**Problem description:** Only the pictures stay out; every record is to be quoted exactly.

**Records that describe figures:**
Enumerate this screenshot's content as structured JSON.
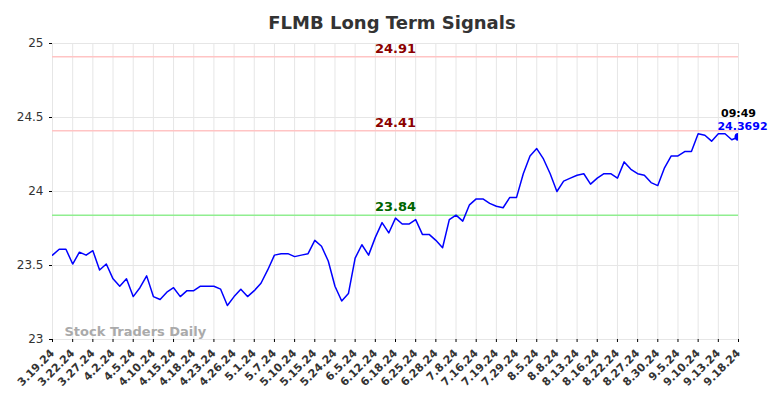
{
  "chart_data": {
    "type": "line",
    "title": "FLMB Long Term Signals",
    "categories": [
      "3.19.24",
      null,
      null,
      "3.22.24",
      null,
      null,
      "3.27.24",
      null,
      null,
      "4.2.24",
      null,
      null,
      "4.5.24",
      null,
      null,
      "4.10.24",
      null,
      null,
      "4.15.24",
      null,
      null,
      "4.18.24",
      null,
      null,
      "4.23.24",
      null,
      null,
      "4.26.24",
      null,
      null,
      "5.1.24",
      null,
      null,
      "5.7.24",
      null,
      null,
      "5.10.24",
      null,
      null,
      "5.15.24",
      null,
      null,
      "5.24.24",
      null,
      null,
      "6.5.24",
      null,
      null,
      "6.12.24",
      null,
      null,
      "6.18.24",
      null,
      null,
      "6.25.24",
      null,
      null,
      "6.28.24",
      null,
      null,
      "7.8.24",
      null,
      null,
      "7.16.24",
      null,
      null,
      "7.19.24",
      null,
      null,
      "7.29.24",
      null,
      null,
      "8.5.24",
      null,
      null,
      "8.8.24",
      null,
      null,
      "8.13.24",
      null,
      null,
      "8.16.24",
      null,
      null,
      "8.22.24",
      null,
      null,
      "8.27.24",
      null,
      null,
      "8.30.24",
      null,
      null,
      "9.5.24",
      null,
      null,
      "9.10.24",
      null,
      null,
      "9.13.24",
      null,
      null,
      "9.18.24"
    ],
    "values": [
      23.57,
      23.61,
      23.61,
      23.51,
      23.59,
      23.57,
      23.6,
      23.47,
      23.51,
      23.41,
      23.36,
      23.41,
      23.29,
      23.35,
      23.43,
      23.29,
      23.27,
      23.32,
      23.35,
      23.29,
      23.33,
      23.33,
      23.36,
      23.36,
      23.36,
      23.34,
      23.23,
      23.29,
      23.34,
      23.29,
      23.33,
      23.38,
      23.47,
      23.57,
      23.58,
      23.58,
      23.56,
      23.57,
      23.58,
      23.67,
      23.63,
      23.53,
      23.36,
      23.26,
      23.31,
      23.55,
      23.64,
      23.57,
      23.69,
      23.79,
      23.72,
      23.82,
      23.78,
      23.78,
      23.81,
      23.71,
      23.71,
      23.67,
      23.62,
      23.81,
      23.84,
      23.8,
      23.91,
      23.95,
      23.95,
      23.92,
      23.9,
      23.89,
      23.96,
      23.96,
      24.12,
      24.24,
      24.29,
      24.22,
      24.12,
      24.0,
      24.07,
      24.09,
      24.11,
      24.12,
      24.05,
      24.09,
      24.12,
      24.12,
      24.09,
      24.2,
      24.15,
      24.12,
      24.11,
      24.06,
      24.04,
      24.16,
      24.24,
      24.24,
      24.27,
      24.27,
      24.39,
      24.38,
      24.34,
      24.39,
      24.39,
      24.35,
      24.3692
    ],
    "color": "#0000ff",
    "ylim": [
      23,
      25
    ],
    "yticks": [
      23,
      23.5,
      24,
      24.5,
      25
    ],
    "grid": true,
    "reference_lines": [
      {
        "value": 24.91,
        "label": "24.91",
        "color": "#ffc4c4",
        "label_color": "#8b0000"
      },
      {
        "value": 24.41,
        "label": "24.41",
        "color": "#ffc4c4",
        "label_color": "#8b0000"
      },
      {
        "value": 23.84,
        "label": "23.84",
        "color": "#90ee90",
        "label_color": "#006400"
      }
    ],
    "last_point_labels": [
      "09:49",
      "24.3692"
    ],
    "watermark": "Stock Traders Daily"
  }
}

**Reply:**
Enumerate this screenshot's content as structured JSON.
{
  "chart_data": {
    "type": "line",
    "title": "FLMB Long Term Signals",
    "categories": [
      "3.19.24",
      null,
      null,
      "3.22.24",
      null,
      null,
      "3.27.24",
      null,
      null,
      "4.2.24",
      null,
      null,
      "4.5.24",
      null,
      null,
      "4.10.24",
      null,
      null,
      "4.15.24",
      null,
      null,
      "4.18.24",
      null,
      null,
      "4.23.24",
      null,
      null,
      "4.26.24",
      null,
      null,
      "5.1.24",
      null,
      null,
      "5.7.24",
      null,
      null,
      "5.10.24",
      null,
      null,
      "5.15.24",
      null,
      null,
      "5.24.24",
      null,
      null,
      "6.5.24",
      null,
      null,
      "6.12.24",
      null,
      null,
      "6.18.24",
      null,
      null,
      "6.25.24",
      null,
      null,
      "6.28.24",
      null,
      null,
      "7.8.24",
      null,
      null,
      "7.16.24",
      null,
      null,
      "7.19.24",
      null,
      null,
      "7.29.24",
      null,
      null,
      "8.5.24",
      null,
      null,
      "8.8.24",
      null,
      null,
      "8.13.24",
      null,
      null,
      "8.16.24",
      null,
      null,
      "8.22.24",
      null,
      null,
      "8.27.24",
      null,
      null,
      "8.30.24",
      null,
      null,
      "9.5.24",
      null,
      null,
      "9.10.24",
      null,
      null,
      "9.13.24",
      null,
      null,
      "9.18.24"
    ],
    "values": [
      23.57,
      23.61,
      23.61,
      23.51,
      23.59,
      23.57,
      23.6,
      23.47,
      23.51,
      23.41,
      23.36,
      23.41,
      23.29,
      23.35,
      23.43,
      23.29,
      23.27,
      23.32,
      23.35,
      23.29,
      23.33,
      23.33,
      23.36,
      23.36,
      23.36,
      23.34,
      23.23,
      23.29,
      23.34,
      23.29,
      23.33,
      23.38,
      23.47,
      23.57,
      23.58,
      23.58,
      23.56,
      23.57,
      23.58,
      23.67,
      23.63,
      23.53,
      23.36,
      23.26,
      23.31,
      23.55,
      23.64,
      23.57,
      23.69,
      23.79,
      23.72,
      23.82,
      23.78,
      23.78,
      23.81,
      23.71,
      23.71,
      23.67,
      23.62,
      23.81,
      23.84,
      23.8,
      23.91,
      23.95,
      23.95,
      23.92,
      23.9,
      23.89,
      23.96,
      23.96,
      24.12,
      24.24,
      24.29,
      24.22,
      24.12,
      24.0,
      24.07,
      24.09,
      24.11,
      24.12,
      24.05,
      24.09,
      24.12,
      24.12,
      24.09,
      24.2,
      24.15,
      24.12,
      24.11,
      24.06,
      24.04,
      24.16,
      24.24,
      24.24,
      24.27,
      24.27,
      24.39,
      24.38,
      24.34,
      24.39,
      24.39,
      24.35,
      24.3692
    ],
    "color": "#0000ff",
    "ylim": [
      23,
      25
    ],
    "yticks": [
      23,
      23.5,
      24,
      24.5,
      25
    ],
    "grid": true,
    "reference_lines": [
      {
        "value": 24.91,
        "label": "24.91",
        "color": "#ffc4c4",
        "label_color": "#8b0000"
      },
      {
        "value": 24.41,
        "label": "24.41",
        "color": "#ffc4c4",
        "label_color": "#8b0000"
      },
      {
        "value": 23.84,
        "label": "23.84",
        "color": "#90ee90",
        "label_color": "#006400"
      }
    ],
    "last_point_labels": [
      "09:49",
      "24.3692"
    ],
    "watermark": "Stock Traders Daily"
  }
}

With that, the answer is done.